### What is required
Will you quote only the lines starting at the one that contains "Read all visible text" and ending with the last line of the listing below, inclusive?

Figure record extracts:

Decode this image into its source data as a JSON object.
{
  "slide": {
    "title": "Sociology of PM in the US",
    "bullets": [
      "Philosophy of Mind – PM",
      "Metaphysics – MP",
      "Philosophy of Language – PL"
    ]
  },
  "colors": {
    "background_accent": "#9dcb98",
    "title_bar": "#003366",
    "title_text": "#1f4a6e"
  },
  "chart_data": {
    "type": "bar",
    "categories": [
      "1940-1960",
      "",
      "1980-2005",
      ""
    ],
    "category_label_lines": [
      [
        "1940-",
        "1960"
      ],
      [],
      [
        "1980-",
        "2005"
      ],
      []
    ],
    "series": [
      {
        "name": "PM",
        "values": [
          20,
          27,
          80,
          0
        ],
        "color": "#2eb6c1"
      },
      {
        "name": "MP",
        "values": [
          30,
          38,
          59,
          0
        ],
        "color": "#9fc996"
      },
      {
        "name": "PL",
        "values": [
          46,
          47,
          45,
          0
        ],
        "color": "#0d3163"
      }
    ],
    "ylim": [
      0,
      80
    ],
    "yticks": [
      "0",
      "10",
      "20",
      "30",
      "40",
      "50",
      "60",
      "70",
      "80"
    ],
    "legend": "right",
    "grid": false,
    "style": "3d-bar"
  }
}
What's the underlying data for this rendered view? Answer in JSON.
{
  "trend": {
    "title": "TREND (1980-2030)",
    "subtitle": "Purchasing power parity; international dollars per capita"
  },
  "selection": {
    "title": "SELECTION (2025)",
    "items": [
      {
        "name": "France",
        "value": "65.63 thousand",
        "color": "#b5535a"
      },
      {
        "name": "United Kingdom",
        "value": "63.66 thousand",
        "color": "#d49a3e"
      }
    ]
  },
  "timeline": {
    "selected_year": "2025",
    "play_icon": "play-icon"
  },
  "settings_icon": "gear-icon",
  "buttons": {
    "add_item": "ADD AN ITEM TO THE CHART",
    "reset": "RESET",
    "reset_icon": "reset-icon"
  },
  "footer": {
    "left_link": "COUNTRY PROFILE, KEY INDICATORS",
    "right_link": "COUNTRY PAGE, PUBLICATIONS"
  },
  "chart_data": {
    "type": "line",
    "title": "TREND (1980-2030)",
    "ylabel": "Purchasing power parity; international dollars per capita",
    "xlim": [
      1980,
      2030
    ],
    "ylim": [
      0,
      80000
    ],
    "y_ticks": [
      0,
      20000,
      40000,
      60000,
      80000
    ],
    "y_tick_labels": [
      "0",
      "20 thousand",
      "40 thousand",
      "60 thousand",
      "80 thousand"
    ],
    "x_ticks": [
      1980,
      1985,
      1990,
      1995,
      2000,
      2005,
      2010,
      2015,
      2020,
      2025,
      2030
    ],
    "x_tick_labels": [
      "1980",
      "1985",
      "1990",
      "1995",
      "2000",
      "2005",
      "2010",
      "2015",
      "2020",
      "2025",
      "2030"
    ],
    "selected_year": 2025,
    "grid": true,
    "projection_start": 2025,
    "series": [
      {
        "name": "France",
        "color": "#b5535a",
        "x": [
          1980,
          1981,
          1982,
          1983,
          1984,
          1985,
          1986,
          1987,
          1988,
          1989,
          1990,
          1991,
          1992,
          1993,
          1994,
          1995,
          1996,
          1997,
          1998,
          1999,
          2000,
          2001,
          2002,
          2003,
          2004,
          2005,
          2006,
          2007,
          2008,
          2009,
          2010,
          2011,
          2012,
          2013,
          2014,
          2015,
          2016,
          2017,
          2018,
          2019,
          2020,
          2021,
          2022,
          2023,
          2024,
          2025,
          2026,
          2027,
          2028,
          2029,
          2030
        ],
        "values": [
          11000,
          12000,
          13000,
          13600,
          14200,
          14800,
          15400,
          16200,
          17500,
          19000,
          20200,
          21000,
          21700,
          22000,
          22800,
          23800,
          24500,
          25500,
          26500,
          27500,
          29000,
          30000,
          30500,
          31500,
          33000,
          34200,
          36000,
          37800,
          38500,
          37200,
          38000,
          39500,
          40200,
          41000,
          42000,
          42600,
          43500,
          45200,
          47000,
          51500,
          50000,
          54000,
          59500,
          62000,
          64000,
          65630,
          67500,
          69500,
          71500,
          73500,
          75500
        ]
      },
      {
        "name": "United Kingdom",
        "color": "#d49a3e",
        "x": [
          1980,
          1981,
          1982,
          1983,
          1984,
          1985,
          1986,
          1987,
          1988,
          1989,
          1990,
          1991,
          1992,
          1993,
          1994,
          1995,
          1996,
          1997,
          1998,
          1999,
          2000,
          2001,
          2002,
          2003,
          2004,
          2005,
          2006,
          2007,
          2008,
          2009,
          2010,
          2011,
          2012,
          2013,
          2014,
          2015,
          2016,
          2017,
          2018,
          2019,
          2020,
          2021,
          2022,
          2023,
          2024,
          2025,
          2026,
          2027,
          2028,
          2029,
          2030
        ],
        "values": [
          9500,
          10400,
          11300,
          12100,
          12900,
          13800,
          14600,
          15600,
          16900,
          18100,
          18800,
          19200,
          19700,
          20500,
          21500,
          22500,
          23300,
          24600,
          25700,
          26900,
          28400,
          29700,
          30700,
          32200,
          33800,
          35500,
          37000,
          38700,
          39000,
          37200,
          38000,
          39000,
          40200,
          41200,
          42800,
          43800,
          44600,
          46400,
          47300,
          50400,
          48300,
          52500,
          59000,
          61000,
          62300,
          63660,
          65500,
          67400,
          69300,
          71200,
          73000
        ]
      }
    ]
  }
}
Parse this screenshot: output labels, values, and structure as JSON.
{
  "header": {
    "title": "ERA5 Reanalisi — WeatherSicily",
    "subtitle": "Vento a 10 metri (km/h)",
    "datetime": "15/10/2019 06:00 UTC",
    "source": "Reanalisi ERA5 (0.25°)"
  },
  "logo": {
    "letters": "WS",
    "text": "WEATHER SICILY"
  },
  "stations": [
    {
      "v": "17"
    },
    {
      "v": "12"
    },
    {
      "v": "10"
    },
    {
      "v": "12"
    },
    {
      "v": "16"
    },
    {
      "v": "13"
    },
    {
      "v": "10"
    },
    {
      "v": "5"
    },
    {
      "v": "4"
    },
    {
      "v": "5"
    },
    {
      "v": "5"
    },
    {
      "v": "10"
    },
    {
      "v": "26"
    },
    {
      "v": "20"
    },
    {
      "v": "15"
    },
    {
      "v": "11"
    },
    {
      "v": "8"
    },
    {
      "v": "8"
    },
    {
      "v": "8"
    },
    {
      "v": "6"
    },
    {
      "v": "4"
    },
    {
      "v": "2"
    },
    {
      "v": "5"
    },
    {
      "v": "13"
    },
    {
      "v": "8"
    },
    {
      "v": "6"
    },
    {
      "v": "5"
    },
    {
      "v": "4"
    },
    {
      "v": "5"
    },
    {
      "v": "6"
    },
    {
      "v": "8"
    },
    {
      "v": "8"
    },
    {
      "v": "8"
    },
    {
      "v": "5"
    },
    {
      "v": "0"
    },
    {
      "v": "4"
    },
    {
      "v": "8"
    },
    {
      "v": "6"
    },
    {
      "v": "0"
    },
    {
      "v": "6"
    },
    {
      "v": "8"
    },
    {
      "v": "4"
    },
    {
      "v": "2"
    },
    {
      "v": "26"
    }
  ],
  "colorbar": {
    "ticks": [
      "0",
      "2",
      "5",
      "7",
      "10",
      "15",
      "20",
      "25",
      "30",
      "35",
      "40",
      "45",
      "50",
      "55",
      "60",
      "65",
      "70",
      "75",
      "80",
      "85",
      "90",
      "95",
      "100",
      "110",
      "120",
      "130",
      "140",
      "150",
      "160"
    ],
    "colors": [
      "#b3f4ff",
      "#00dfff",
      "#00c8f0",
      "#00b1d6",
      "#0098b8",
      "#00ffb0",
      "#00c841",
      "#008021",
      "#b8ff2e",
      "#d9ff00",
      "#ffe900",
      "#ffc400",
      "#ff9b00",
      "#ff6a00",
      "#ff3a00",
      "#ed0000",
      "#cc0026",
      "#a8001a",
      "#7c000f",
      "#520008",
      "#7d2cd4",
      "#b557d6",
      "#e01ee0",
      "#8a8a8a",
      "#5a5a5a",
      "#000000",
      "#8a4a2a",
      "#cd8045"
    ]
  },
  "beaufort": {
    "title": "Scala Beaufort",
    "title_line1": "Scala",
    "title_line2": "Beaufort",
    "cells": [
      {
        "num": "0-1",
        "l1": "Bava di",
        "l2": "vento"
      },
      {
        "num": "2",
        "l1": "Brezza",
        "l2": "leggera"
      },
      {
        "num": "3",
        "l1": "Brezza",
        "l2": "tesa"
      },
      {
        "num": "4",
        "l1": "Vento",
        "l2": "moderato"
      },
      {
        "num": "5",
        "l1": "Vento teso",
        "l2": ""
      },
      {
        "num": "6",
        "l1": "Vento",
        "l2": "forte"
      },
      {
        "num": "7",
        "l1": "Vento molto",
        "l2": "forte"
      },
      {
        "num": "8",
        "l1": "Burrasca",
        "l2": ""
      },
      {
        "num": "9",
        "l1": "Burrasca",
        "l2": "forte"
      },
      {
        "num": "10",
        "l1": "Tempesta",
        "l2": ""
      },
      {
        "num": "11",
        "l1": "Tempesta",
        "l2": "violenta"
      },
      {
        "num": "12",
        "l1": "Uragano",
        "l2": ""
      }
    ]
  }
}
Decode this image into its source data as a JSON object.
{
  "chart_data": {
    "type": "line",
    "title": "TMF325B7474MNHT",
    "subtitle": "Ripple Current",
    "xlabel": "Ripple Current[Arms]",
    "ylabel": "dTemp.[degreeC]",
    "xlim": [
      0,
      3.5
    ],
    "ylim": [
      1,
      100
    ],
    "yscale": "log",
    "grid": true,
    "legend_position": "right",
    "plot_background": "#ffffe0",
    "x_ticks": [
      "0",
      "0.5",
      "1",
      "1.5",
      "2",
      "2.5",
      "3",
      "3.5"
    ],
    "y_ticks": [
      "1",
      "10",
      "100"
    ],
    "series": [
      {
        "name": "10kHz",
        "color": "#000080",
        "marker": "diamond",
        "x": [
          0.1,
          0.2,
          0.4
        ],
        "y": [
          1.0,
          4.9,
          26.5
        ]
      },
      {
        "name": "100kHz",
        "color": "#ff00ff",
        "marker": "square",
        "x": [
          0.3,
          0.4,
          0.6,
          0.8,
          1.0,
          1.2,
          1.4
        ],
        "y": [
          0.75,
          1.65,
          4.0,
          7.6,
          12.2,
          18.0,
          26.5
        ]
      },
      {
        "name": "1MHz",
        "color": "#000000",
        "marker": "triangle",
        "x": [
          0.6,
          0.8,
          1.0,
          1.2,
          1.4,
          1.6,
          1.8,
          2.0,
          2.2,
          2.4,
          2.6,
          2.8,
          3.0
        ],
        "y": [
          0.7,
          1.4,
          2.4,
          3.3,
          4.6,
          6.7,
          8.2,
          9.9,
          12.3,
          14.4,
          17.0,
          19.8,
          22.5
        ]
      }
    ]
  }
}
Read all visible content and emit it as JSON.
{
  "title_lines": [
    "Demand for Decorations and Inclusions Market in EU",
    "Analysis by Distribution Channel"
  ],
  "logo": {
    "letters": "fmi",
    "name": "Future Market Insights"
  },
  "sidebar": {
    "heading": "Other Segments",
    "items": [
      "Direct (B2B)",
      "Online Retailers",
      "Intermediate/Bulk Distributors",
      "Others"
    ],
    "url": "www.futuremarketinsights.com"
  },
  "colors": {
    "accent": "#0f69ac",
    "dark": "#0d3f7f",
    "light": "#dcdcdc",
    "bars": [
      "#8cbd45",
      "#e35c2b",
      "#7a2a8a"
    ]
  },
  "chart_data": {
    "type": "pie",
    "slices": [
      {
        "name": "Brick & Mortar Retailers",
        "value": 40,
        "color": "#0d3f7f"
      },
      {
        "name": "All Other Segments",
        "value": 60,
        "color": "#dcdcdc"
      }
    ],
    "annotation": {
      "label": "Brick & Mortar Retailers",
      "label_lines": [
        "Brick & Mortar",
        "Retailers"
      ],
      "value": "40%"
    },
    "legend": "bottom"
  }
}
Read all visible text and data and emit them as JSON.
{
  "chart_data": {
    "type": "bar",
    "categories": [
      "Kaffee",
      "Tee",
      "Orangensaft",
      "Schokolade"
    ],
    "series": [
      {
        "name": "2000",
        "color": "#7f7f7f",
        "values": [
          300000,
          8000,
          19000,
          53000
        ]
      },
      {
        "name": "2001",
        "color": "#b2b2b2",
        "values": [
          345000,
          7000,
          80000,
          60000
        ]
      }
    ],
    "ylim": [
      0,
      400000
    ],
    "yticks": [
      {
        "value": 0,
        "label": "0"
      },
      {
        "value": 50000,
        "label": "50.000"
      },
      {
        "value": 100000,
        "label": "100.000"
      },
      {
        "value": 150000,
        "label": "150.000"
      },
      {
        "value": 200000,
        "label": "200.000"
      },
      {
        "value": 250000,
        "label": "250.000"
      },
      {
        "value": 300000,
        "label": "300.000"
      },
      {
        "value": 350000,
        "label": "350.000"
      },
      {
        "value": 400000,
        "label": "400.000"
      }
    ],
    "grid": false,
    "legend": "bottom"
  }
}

### Exercise result
Read all visible text and data and emit them as JSON.
{
  "chart_data": {
    "type": "bar",
    "categories": [
      "Kaffee",
      "Tee",
      "Orangensaft",
      "Schokolade"
    ],
    "series": [
      {
        "name": "2000",
        "color": "#7f7f7f",
        "values": [
          300000,
          8000,
          19000,
          53000
        ]
      },
      {
        "name": "2001",
        "color": "#b2b2b2",
        "values": [
          345000,
          7000,
          80000,
          60000
        ]
      }
    ],
    "ylim": [
      0,
      400000
    ],
    "yticks": [
      {
        "value": 0,
        "label": "0"
      },
      {
        "value": 50000,
        "label": "50.000"
      },
      {
        "value": 100000,
        "label": "100.000"
      },
      {
        "value": 150000,
        "label": "150.000"
      },
      {
        "value": 200000,
        "label": "200.000"
      },
      {
        "value": 250000,
        "label": "250.000"
      },
      {
        "value": 300000,
        "label": "300.000"
      },
      {
        "value": 350000,
        "label": "350.000"
      },
      {
        "value": 400000,
        "label": "400.000"
      }
    ],
    "grid": false,
    "legend": "bottom"
  }
}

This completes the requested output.